**Goal**: Collect and copy out every line in the rows below that contains the word "International".

**Extracted material**:
══════════

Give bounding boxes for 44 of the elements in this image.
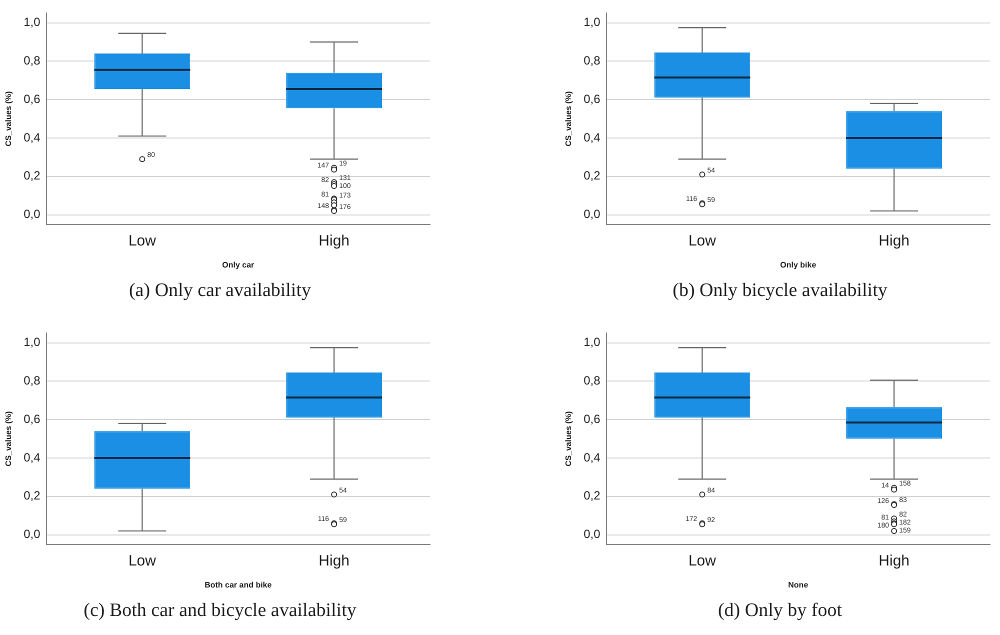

══════════

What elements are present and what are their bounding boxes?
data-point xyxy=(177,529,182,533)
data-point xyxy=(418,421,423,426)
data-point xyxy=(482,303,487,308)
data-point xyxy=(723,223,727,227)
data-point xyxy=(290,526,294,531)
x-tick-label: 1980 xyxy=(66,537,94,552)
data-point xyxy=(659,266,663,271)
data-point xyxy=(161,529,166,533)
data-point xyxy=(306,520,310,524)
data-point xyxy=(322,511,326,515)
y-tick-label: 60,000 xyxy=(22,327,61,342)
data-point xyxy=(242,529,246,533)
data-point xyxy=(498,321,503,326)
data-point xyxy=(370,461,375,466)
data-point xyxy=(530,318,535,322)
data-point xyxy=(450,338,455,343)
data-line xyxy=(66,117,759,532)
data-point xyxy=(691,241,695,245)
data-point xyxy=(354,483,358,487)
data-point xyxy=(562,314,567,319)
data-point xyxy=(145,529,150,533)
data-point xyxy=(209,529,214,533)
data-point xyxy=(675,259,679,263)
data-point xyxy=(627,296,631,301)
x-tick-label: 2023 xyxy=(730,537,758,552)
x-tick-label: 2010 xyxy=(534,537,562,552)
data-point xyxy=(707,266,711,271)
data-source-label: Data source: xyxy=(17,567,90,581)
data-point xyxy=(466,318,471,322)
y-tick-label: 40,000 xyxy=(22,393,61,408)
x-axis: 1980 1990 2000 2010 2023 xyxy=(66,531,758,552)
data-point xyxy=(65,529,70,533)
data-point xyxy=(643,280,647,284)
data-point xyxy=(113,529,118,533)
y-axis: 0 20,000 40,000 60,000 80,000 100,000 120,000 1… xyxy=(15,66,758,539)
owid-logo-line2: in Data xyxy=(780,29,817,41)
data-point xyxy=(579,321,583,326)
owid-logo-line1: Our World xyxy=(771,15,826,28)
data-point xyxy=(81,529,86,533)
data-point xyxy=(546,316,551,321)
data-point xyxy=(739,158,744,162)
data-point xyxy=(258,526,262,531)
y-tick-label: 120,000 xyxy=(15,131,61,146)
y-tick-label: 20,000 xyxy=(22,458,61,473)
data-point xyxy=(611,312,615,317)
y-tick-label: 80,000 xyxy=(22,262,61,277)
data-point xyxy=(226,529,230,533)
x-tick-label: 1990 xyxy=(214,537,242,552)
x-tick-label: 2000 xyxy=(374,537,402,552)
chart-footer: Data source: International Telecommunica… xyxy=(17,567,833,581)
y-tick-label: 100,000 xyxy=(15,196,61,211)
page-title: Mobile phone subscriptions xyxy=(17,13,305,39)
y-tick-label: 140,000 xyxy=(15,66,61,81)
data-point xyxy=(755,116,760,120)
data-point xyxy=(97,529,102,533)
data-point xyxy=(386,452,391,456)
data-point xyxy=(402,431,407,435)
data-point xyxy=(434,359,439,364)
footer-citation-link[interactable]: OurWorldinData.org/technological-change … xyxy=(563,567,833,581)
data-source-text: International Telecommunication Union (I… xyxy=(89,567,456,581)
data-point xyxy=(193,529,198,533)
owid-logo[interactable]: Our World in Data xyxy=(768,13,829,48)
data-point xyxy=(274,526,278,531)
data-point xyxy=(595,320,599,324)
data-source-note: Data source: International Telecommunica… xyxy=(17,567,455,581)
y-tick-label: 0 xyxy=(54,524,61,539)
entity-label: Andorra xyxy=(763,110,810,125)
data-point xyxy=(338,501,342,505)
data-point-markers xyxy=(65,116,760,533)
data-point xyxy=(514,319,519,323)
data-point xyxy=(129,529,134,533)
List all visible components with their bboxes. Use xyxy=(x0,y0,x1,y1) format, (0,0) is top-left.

══════════

**Task response**:
chart-footer: Data source: International Telecommunica… xyxy=(17,567,833,581)
data-source-text: International Telecommunication Union (I… xyxy=(89,567,456,581)
data-source-note: Data source: International Telecommunica… xyxy=(17,567,455,581)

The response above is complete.